Find and copy lines holding "TradingView".
--- Start of Entries provided ---
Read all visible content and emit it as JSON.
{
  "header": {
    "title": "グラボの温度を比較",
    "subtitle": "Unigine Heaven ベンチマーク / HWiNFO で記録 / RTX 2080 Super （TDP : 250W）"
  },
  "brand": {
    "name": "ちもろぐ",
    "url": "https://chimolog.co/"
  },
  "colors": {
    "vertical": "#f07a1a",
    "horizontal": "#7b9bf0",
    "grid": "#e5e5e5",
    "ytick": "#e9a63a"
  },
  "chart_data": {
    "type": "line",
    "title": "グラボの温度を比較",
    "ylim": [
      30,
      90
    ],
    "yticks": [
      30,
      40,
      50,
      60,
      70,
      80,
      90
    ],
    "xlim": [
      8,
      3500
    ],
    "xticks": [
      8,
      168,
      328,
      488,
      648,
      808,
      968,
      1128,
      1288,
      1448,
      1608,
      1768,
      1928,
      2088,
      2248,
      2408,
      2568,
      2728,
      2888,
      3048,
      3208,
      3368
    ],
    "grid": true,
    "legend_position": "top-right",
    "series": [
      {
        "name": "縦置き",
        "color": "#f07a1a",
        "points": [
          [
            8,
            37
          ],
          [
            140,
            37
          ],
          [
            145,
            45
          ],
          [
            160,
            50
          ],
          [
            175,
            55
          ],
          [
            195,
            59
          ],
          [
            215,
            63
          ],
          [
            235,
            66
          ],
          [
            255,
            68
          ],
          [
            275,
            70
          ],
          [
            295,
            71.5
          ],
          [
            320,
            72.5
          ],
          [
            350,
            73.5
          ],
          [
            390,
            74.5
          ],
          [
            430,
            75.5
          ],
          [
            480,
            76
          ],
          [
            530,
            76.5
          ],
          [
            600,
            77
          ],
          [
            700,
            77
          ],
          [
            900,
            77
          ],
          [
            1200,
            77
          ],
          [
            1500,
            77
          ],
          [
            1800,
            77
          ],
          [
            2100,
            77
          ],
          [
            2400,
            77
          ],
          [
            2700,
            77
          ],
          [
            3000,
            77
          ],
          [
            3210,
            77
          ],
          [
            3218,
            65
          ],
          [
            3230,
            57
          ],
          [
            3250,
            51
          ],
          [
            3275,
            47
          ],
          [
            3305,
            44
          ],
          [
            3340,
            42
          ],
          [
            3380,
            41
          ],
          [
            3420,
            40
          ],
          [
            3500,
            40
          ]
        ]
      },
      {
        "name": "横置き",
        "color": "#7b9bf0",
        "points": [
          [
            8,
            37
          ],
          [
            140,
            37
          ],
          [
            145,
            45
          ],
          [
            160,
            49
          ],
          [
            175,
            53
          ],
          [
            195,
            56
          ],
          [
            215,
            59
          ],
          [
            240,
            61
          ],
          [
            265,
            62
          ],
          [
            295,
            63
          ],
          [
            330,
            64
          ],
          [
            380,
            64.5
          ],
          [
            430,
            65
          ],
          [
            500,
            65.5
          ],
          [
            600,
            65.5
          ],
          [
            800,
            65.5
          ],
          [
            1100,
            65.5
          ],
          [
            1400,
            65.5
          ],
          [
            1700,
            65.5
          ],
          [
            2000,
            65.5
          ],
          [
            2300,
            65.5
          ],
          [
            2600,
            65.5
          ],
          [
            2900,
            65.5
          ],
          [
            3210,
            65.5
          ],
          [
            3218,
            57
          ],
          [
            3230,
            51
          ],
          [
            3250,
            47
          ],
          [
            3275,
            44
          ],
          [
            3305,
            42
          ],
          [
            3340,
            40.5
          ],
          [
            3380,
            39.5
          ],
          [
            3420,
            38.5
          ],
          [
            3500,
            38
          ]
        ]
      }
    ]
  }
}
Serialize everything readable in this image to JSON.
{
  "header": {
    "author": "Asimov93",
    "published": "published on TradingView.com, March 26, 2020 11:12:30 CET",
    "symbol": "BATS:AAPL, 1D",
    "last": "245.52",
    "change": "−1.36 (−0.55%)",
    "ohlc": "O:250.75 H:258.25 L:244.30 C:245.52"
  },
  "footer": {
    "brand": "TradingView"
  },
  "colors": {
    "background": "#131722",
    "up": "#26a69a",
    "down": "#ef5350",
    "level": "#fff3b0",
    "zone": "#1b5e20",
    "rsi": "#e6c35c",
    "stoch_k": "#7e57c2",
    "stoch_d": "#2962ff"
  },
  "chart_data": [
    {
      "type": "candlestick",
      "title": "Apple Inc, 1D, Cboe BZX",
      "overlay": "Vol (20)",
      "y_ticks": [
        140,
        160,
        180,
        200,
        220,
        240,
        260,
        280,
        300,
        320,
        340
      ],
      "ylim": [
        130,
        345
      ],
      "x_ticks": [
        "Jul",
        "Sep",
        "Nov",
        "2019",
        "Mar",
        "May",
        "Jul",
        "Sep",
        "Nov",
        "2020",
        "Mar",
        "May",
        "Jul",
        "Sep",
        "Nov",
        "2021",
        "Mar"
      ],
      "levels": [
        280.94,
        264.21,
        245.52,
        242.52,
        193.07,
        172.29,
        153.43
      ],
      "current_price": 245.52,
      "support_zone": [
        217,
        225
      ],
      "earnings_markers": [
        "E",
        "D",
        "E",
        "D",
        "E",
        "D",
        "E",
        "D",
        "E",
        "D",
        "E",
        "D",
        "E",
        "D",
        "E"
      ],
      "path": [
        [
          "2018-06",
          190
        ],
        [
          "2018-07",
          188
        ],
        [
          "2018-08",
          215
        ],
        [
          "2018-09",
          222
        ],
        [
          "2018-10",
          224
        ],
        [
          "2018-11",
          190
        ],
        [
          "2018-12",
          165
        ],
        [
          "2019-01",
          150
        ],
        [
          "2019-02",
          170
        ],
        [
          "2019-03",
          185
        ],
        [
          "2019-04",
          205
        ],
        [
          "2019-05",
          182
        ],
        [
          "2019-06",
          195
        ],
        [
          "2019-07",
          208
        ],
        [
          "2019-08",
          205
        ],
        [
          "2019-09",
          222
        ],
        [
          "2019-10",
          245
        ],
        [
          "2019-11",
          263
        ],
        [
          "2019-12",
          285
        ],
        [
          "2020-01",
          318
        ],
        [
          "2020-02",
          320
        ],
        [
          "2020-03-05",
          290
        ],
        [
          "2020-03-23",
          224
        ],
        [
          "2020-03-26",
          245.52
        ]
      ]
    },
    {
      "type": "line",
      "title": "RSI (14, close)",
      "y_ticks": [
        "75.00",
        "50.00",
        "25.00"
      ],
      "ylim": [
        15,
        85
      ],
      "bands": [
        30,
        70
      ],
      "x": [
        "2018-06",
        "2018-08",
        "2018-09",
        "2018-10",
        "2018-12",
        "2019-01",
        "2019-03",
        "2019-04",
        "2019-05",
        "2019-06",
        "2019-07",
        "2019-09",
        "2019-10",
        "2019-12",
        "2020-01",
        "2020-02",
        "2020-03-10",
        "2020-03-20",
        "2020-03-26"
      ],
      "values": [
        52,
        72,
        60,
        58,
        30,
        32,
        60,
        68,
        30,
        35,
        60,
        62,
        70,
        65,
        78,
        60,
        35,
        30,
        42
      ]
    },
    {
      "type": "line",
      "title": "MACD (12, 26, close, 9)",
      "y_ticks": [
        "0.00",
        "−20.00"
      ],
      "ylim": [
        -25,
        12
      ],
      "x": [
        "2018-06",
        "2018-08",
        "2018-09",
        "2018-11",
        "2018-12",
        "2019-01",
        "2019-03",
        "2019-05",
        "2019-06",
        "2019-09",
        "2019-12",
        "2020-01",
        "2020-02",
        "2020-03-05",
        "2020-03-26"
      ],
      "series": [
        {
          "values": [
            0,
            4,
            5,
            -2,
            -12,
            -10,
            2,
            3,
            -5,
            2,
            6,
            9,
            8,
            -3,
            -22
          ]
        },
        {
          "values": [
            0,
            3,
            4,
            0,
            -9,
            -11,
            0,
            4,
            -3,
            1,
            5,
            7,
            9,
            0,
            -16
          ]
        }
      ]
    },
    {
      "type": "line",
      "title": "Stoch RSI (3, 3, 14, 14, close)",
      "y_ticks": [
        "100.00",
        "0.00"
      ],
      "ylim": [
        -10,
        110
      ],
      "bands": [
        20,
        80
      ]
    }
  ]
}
--- End of Entries provided ---
**Output**
    "published": "published on TradingView.com, March 26, 2020 11:12:30 CET",
    "brand": "TradingView"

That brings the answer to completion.